§ WRITTEN REQUEST
Pick out all lines of the entries that include the word "name" and copy them.

+++ RECORDED INFORMATION

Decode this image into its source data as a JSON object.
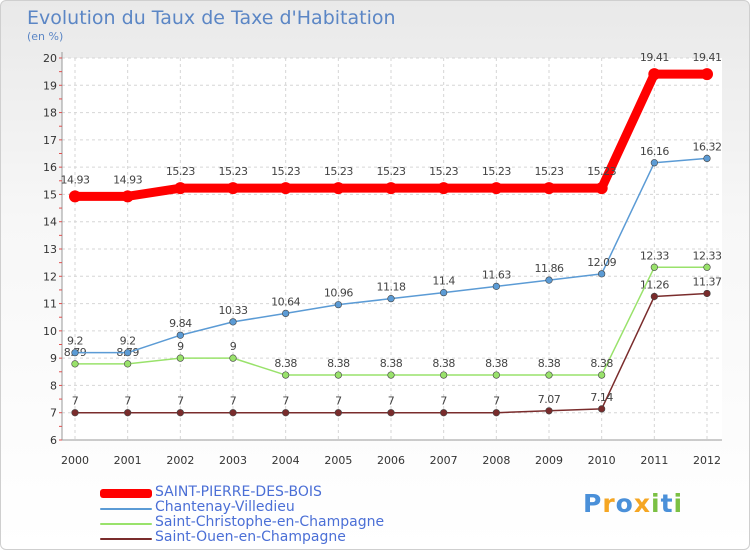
{
  "chart_data": {
    "type": "line",
    "title": "Evolution du Taux de Taxe d'Habitation",
    "subtitle": "(en %)",
    "x": [
      "2000",
      "2001",
      "2002",
      "2003",
      "2004",
      "2005",
      "2006",
      "2007",
      "2008",
      "2009",
      "2010",
      "2011",
      "2012"
    ],
    "ylim": [
      6,
      20
    ],
    "yticks": [
      "6",
      "7",
      "8",
      "9",
      "10",
      "11",
      "12",
      "13",
      "14",
      "15",
      "16",
      "17",
      "18",
      "19",
      "20"
    ],
    "grid": true,
    "legend_position": "bottom-left",
    "series": [
      {
        "name": "SAINT-PIERRE-DES-BOIS",
        "color": "#ff0000",
        "values": [
          14.93,
          14.93,
          15.23,
          15.23,
          15.23,
          15.23,
          15.23,
          15.23,
          15.23,
          15.23,
          15.23,
          19.41,
          19.41
        ],
        "labels": [
          "14.93",
          "14.93",
          "15.23",
          "15.23",
          "15.23",
          "15.23",
          "15.23",
          "15.23",
          "15.23",
          "15.23",
          "15.23",
          "19.41",
          "19.41"
        ]
      },
      {
        "name": "Chantenay-Villedieu",
        "color": "#5b9bd5",
        "values": [
          9.2,
          9.2,
          9.84,
          10.33,
          10.64,
          10.96,
          11.18,
          11.4,
          11.63,
          11.86,
          12.09,
          16.16,
          16.32
        ],
        "labels": [
          "9.2",
          "9.2",
          "9.84",
          "10.33",
          "10.64",
          "10.96",
          "11.18",
          "11.4",
          "11.63",
          "11.86",
          "12.09",
          "16.16",
          "16.32"
        ]
      },
      {
        "name": "Saint-Christophe-en-Champagne",
        "color": "#99e26b",
        "values": [
          8.79,
          8.79,
          9,
          9,
          8.38,
          8.38,
          8.38,
          8.38,
          8.38,
          8.38,
          8.38,
          12.33,
          12.33
        ],
        "labels": [
          "8.79",
          "8.79",
          "9",
          "9",
          "8.38",
          "8.38",
          "8.38",
          "8.38",
          "8.38",
          "8.38",
          "8.38",
          "12.33",
          "12.33"
        ]
      },
      {
        "name": "Saint-Ouen-en-Champagne",
        "color": "#7a2c2c",
        "values": [
          7,
          7,
          7,
          7,
          7,
          7,
          7,
          7,
          7,
          7.07,
          7.14,
          11.26,
          11.37
        ],
        "labels": [
          "7",
          "7",
          "7",
          "7",
          "7",
          "7",
          "7",
          "7",
          "7",
          "7.07",
          "7.14",
          "11.26",
          "11.37"
        ]
      }
    ]
  },
  "logo": {
    "text": [
      "P",
      "r",
      "o",
      "x",
      "i",
      "t",
      "i"
    ],
    "colors": [
      "#4a90d9",
      "#f5a623",
      "#4a90d9",
      "#f5a623",
      "#7bc043",
      "#4a90d9",
      "#7bc043"
    ]
  }
}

++++++

§ RESPONSE
        "name": "SAINT-PIERRE-DES-BOIS",
        "name": "Chantenay-Villedieu",
        "name": "Saint-Christophe-en-Champagne",
        "name": "Saint-Ouen-en-Champagne",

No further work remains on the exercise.